====== SUPPLIED INFORMATION ======

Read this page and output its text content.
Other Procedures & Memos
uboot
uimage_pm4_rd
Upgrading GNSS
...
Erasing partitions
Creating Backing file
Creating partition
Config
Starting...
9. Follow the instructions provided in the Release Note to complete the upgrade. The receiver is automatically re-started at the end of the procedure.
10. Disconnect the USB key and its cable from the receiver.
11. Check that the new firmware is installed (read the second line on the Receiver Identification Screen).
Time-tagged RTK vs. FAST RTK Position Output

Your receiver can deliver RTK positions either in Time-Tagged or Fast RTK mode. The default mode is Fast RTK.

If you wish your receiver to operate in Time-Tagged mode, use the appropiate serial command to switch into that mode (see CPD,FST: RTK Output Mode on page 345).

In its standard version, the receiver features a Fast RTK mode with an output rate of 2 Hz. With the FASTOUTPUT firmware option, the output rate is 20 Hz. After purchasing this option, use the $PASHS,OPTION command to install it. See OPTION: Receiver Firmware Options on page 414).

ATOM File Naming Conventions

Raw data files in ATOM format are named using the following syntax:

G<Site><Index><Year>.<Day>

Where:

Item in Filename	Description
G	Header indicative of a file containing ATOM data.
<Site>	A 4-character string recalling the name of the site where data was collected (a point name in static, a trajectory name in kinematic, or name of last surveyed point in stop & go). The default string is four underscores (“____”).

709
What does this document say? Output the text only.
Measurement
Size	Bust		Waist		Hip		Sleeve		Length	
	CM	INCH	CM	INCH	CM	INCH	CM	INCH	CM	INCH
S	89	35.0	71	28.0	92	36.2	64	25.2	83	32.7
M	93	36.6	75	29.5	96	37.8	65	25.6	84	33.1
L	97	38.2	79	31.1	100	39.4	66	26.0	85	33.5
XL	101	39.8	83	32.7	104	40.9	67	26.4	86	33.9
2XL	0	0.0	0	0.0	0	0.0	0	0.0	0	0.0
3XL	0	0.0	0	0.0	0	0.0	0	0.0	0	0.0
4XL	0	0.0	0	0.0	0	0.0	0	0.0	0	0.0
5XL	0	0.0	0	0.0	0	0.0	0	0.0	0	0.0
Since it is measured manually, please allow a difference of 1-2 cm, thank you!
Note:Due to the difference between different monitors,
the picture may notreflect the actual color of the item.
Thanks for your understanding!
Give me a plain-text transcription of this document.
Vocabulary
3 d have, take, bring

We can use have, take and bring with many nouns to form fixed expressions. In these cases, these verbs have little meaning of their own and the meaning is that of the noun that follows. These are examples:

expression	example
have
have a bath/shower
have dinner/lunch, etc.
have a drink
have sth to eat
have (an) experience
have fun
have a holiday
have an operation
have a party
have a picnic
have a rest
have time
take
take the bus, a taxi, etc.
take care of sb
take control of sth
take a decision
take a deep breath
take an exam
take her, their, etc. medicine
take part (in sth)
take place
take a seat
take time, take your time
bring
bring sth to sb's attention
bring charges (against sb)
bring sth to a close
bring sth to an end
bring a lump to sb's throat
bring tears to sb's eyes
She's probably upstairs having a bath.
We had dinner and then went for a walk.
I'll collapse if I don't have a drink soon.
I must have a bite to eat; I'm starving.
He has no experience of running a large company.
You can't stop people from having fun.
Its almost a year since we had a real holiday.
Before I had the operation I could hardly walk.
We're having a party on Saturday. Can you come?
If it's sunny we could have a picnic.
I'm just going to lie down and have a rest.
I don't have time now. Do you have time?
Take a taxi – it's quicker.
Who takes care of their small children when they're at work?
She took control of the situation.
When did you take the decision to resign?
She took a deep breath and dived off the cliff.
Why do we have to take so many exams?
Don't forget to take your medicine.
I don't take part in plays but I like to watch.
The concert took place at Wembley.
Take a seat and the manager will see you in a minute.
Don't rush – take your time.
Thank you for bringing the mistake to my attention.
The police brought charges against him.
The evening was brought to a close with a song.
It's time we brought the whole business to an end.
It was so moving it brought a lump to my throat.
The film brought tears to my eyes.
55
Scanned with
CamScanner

======

- JOB
Locate each line with the word "walk" and copy it.

- THE REPLY
We had dinner and then went for a walk.
Before I had the operation I could hardly walk.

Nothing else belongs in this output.